Short problem:
Quote, without change, all of the lines that follow.

Stored records:

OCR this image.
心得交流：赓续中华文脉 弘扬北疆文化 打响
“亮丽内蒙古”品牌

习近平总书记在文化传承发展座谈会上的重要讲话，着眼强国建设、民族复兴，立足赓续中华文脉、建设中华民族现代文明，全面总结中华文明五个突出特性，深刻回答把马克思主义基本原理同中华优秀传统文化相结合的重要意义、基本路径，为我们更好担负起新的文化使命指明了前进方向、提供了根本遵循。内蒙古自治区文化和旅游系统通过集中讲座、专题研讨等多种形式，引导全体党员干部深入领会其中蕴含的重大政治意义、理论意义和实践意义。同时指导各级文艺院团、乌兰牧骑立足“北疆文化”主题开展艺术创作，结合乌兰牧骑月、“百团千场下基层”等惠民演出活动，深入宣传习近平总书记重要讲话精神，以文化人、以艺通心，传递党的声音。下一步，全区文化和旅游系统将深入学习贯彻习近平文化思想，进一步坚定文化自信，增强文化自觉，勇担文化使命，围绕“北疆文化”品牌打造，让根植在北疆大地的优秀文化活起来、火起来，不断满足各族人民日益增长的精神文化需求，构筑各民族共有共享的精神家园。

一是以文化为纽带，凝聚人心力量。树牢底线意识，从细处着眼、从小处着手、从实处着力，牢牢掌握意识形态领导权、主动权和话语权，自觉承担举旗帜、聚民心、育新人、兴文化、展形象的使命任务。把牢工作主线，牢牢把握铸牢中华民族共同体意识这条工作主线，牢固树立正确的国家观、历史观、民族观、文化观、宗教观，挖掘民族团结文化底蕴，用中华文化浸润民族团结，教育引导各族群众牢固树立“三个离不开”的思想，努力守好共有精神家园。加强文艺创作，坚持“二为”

Response to this task:
OCR this image.
心得交流：赓续中华文脉 弘扬北疆文化 打响
“亮丽内蒙古”品牌

习近平总书记在文化传承发展座谈会上的重要讲话，着眼强国建设、民族复兴，立足赓续中华文脉、建设中华民族现代文明，全面总结中华文明五个突出特性，深刻回答把马克思主义基本原理同中华优秀传统文化相结合的重要意义、基本路径，为我们更好担负起新的文化使命指明了前进方向、提供了根本遵循。内蒙古自治区文化和旅游系统通过集中讲座、专题研讨等多种形式，引导全体党员干部深入领会其中蕴含的重大政治意义、理论意义和实践意义。同时指导各级文艺院团、乌兰牧骑立足“北疆文化”主题开展艺术创作，结合乌兰牧骑月、“百团千场下基层”等惠民演出活动，深入宣传习近平总书记重要讲话精神，以文化人、以艺通心，传递党的声音。下一步，全区文化和旅游系统将深入学习贯彻习近平文化思想，进一步坚定文化自信，增强文化自觉，勇担文化使命，围绕“北疆文化”品牌打造，让根植在北疆大地的优秀文化活起来、火起来，不断满足各族人民日益增长的精神文化需求，构筑各民族共有共享的精神家园。

一是以文化为纽带，凝聚人心力量。树牢底线意识，从细处着眼、从小处着手、从实处着力，牢牢掌握意识形态领导权、主动权和话语权，自觉承担举旗帜、聚民心、育新人、兴文化、展形象的使命任务。把牢工作主线，牢牢把握铸牢中华民族共同体意识这条工作主线，牢固树立正确的国家观、历史观、民族观、文化观、宗教观，挖掘民族团结文化底蕴，用中华文化浸润民族团结，教育引导各族群众牢固树立“三个离不开”的思想，努力守好共有精神家园。加强文艺创作，坚持“二为”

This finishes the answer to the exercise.